◆ **WHAT NEEDS TO BE DONE**:
Would it be possible to reproduce every entry exactly, please?

◆ **GIVEN INFORMATION**:
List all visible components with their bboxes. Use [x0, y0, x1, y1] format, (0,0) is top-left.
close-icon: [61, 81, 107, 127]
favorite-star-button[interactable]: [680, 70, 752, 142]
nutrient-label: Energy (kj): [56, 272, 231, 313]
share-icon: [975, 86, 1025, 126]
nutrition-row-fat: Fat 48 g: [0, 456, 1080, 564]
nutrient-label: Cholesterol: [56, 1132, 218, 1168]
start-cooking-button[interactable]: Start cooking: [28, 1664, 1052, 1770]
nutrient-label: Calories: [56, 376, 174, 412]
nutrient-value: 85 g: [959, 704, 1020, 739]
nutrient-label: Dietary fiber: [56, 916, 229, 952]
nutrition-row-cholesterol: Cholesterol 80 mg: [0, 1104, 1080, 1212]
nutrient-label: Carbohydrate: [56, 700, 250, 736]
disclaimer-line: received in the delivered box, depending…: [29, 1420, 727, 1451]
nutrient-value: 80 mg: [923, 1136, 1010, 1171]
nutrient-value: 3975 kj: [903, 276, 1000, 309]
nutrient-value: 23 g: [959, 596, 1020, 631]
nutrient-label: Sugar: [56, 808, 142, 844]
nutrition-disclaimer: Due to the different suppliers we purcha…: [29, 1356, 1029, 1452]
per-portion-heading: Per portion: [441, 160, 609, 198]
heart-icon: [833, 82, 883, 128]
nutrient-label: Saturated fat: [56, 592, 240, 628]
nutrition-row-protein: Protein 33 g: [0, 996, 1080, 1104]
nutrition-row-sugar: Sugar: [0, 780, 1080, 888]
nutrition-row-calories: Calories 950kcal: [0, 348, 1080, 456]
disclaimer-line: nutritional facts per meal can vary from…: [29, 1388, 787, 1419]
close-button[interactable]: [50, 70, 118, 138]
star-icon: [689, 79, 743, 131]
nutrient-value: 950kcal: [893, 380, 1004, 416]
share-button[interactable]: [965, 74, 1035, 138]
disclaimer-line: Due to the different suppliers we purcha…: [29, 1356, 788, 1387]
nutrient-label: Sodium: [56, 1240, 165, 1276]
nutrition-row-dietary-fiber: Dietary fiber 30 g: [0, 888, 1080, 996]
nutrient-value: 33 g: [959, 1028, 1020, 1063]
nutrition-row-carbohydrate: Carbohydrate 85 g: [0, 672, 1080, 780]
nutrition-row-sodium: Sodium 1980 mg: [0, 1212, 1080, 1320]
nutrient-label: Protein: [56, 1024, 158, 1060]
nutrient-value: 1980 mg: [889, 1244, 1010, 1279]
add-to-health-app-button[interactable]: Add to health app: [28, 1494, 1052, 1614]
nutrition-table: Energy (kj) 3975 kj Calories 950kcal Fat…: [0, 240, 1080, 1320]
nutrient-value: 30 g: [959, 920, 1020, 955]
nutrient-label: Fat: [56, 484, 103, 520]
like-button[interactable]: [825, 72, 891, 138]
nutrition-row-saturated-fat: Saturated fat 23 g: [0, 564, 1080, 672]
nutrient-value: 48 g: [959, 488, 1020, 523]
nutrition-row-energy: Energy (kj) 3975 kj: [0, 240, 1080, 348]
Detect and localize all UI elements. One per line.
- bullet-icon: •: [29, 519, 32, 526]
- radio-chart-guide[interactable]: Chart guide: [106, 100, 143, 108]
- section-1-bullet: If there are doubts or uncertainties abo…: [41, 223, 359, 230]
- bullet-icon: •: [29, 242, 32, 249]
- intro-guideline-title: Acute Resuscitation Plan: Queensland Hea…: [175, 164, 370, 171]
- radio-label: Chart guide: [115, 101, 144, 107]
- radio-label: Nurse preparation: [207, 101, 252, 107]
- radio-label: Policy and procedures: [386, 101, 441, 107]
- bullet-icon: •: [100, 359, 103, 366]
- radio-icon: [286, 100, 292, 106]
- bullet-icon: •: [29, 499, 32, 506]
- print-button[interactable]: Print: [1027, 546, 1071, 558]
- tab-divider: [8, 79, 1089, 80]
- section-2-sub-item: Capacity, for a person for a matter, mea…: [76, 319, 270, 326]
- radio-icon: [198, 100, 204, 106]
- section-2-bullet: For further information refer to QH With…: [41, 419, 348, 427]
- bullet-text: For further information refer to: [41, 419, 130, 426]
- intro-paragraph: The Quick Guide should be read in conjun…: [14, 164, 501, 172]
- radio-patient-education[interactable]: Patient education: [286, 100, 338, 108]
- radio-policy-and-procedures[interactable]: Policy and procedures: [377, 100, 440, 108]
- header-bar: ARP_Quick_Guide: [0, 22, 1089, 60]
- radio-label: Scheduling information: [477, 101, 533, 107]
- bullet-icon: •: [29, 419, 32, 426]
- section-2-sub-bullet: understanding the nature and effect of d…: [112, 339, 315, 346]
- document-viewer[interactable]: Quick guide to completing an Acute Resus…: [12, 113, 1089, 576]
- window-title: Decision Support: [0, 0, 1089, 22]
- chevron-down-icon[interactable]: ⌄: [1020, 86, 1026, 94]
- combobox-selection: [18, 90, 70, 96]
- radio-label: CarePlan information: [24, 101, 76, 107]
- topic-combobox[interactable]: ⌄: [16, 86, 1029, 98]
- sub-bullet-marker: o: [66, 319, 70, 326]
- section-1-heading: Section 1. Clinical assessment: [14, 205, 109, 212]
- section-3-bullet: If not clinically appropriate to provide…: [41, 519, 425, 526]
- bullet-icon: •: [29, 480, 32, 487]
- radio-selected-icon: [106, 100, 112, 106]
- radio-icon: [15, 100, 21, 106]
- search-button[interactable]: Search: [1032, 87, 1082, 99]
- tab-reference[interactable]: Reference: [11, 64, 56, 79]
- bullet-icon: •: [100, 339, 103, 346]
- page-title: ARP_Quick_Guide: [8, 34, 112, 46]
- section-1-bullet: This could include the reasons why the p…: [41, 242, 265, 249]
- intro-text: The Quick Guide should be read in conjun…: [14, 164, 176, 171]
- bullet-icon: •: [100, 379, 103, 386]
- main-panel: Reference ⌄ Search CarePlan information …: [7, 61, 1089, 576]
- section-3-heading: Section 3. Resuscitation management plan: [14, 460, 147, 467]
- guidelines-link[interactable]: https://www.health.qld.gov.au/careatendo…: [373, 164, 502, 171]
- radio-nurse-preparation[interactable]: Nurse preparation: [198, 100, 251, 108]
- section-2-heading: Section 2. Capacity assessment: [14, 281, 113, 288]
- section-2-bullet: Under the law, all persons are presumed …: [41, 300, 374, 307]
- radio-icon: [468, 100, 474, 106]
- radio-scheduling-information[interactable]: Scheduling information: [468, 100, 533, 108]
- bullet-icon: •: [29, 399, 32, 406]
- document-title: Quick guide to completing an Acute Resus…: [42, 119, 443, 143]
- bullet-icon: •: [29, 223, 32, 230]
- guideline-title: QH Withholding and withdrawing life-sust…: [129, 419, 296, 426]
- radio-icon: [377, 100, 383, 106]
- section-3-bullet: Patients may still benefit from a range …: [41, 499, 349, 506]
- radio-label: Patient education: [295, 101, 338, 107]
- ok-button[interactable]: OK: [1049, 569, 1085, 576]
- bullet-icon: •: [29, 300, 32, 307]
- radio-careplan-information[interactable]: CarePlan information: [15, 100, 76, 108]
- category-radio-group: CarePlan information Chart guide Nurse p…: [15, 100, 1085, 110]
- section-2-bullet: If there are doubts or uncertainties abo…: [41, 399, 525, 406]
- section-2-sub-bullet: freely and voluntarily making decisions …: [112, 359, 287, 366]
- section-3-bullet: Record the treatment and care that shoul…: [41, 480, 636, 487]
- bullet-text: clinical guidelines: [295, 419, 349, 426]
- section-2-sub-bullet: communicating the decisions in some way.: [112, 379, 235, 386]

◆ **WRITTEN RESPONSE**:
List all visible components with their bboxes. Use [x0, y0, x1, y1] format, (0,0) is top-left.
close-icon: [61, 81, 107, 127]
favorite-star-button[interactable]: [680, 70, 752, 142]
nutrient-label: Energy (kj): [56, 272, 231, 313]
share-icon: [975, 86, 1025, 126]
nutrition-row-fat: Fat 48 g: [0, 456, 1080, 564]
nutrient-label: Cholesterol: [56, 1132, 218, 1168]
start-cooking-button[interactable]: Start cooking: [28, 1664, 1052, 1770]
nutrient-label: Calories: [56, 376, 174, 412]
nutrient-value: 85 g: [959, 704, 1020, 739]
nutrient-label: Dietary fiber: [56, 916, 229, 952]
nutrition-row-cholesterol: Cholesterol 80 mg: [0, 1104, 1080, 1212]
nutrient-label: Carbohydrate: [56, 700, 250, 736]
disclaimer-line: received in the delivered box, depending…: [29, 1420, 727, 1451]
nutrient-value: 80 mg: [923, 1136, 1010, 1171]
nutrient-value: 3975 kj: [903, 276, 1000, 309]
nutrient-value: 23 g: [959, 596, 1020, 631]
nutrient-label: Sugar: [56, 808, 142, 844]
nutrition-disclaimer: Due to the different suppliers we purcha…: [29, 1356, 1029, 1452]
per-portion-heading: Per portion: [441, 160, 609, 198]
heart-icon: [833, 82, 883, 128]
nutrient-label: Saturated fat: [56, 592, 240, 628]
nutrition-row-protein: Protein 33 g: [0, 996, 1080, 1104]
nutrition-row-sugar: Sugar: [0, 780, 1080, 888]
nutrition-row-calories: Calories 950kcal: [0, 348, 1080, 456]
disclaimer-line: nutritional facts per meal can vary from…: [29, 1388, 787, 1419]
close-button[interactable]: [50, 70, 118, 138]
star-icon: [689, 79, 743, 131]
nutrient-value: 950kcal: [893, 380, 1004, 416]
share-button[interactable]: [965, 74, 1035, 138]
disclaimer-line: Due to the different suppliers we purcha…: [29, 1356, 788, 1387]
nutrient-label: Sodium: [56, 1240, 165, 1276]
nutrition-row-dietary-fiber: Dietary fiber 30 g: [0, 888, 1080, 996]
nutrient-value: 33 g: [959, 1028, 1020, 1063]
nutrition-row-carbohydrate: Carbohydrate 85 g: [0, 672, 1080, 780]
nutrition-row-sodium: Sodium 1980 mg: [0, 1212, 1080, 1320]
nutrient-label: Protein: [56, 1024, 158, 1060]
nutrient-value: 1980 mg: [889, 1244, 1010, 1279]
add-to-health-app-button[interactable]: Add to health app: [28, 1494, 1052, 1614]
nutrition-table: Energy (kj) 3975 kj Calories 950kcal Fat…: [0, 240, 1080, 1320]
nutrient-value: 30 g: [959, 920, 1020, 955]
nutrient-label: Fat: [56, 484, 103, 520]
like-button[interactable]: [825, 72, 891, 138]
nutrition-row-saturated-fat: Saturated fat 23 g: [0, 564, 1080, 672]
nutrient-value: 48 g: [959, 488, 1020, 523]
nutrition-row-energy: Energy (kj) 3975 kj: [0, 240, 1080, 348]
Detect and localize all UI elements. One per line.
- bullet-icon: •: [29, 519, 32, 526]
- radio-chart-guide[interactable]: Chart guide: [106, 100, 143, 108]
- section-1-bullet: If there are doubts or uncertainties abo…: [41, 223, 359, 230]
- bullet-icon: •: [29, 242, 32, 249]
- intro-guideline-title: Acute Resuscitation Plan: Queensland Hea…: [175, 164, 370, 171]
- radio-label: Chart guide: [115, 101, 144, 107]
- radio-label: Nurse preparation: [207, 101, 252, 107]
- radio-label: Policy and procedures: [386, 101, 441, 107]
- bullet-icon: •: [100, 359, 103, 366]
- radio-icon: [286, 100, 292, 106]
- bullet-icon: •: [29, 499, 32, 506]
- print-button[interactable]: Print: [1027, 546, 1071, 558]
- tab-divider: [8, 79, 1089, 80]
- section-2-sub-item: Capacity, for a person for a matter, mea…: [76, 319, 270, 326]
- radio-icon: [198, 100, 204, 106]
- section-2-bullet: For further information refer to QH With…: [41, 419, 348, 427]
- bullet-text: For further information refer to: [41, 419, 130, 426]
- intro-paragraph: The Quick Guide should be read in conjun…: [14, 164, 501, 172]
- radio-patient-education[interactable]: Patient education: [286, 100, 338, 108]
- radio-policy-and-procedures[interactable]: Policy and procedures: [377, 100, 440, 108]
- header-bar: ARP_Quick_Guide: [0, 22, 1089, 60]
- radio-label: Scheduling information: [477, 101, 533, 107]
- bullet-icon: •: [29, 419, 32, 426]
- section-2-sub-bullet: understanding the nature and effect of d…: [112, 339, 315, 346]
- document-viewer[interactable]: Quick guide to completing an Acute Resus…: [12, 113, 1089, 576]
- window-title: Decision Support: [0, 0, 1089, 22]
- chevron-down-icon[interactable]: ⌄: [1020, 86, 1026, 94]
- combobox-selection: [18, 90, 70, 96]
- radio-label: CarePlan information: [24, 101, 76, 107]
- topic-combobox[interactable]: ⌄: [16, 86, 1029, 98]
- sub-bullet-marker: o: [66, 319, 70, 326]
- section-1-heading: Section 1. Clinical assessment: [14, 205, 109, 212]
- section-3-bullet: If not clinically appropriate to provide…: [41, 519, 425, 526]
- bullet-icon: •: [29, 480, 32, 487]
- radio-selected-icon: [106, 100, 112, 106]
- radio-icon: [15, 100, 21, 106]
- search-button[interactable]: Search: [1032, 87, 1082, 99]
- tab-reference[interactable]: Reference: [11, 64, 56, 79]
- bullet-icon: •: [100, 339, 103, 346]
- page-title: ARP_Quick_Guide: [8, 34, 112, 46]
- section-1-bullet: This could include the reasons why the p…: [41, 242, 265, 249]
- intro-text: The Quick Guide should be read in conjun…: [14, 164, 176, 171]
- bullet-icon: •: [100, 379, 103, 386]
- main-panel: Reference ⌄ Search CarePlan information …: [7, 61, 1089, 576]
- section-3-heading: Section 3. Resuscitation management plan: [14, 460, 147, 467]
- guidelines-link[interactable]: https://www.health.qld.gov.au/careatendo…: [373, 164, 502, 171]
- radio-nurse-preparation[interactable]: Nurse preparation: [198, 100, 251, 108]
- section-2-heading: Section 2. Capacity assessment: [14, 281, 113, 288]
- section-2-bullet: Under the law, all persons are presumed …: [41, 300, 374, 307]
- radio-icon: [468, 100, 474, 106]
- radio-scheduling-information[interactable]: Scheduling information: [468, 100, 533, 108]
- bullet-icon: •: [29, 399, 32, 406]
- document-title: Quick guide to completing an Acute Resus…: [42, 119, 443, 143]
- bullet-icon: •: [29, 223, 32, 230]
- guideline-title: QH Withholding and withdrawing life-sust…: [129, 419, 296, 426]
- radio-icon: [377, 100, 383, 106]
- section-3-bullet: Patients may still benefit from a range …: [41, 499, 349, 506]
- radio-label: Patient education: [295, 101, 338, 107]
- ok-button[interactable]: OK: [1049, 569, 1085, 576]
- bullet-icon: •: [29, 300, 32, 307]
- radio-careplan-information[interactable]: CarePlan information: [15, 100, 76, 108]
- category-radio-group: CarePlan information Chart guide Nurse p…: [15, 100, 1085, 110]
- section-2-bullet: If there are doubts or uncertainties abo…: [41, 399, 525, 406]
- section-2-sub-bullet: freely and voluntarily making decisions …: [112, 359, 287, 366]
- section-3-bullet: Record the treatment and care that shoul…: [41, 480, 636, 487]
- bullet-text: clinical guidelines: [295, 419, 349, 426]
- section-2-sub-bullet: communicating the decisions in some way.: [112, 379, 235, 386]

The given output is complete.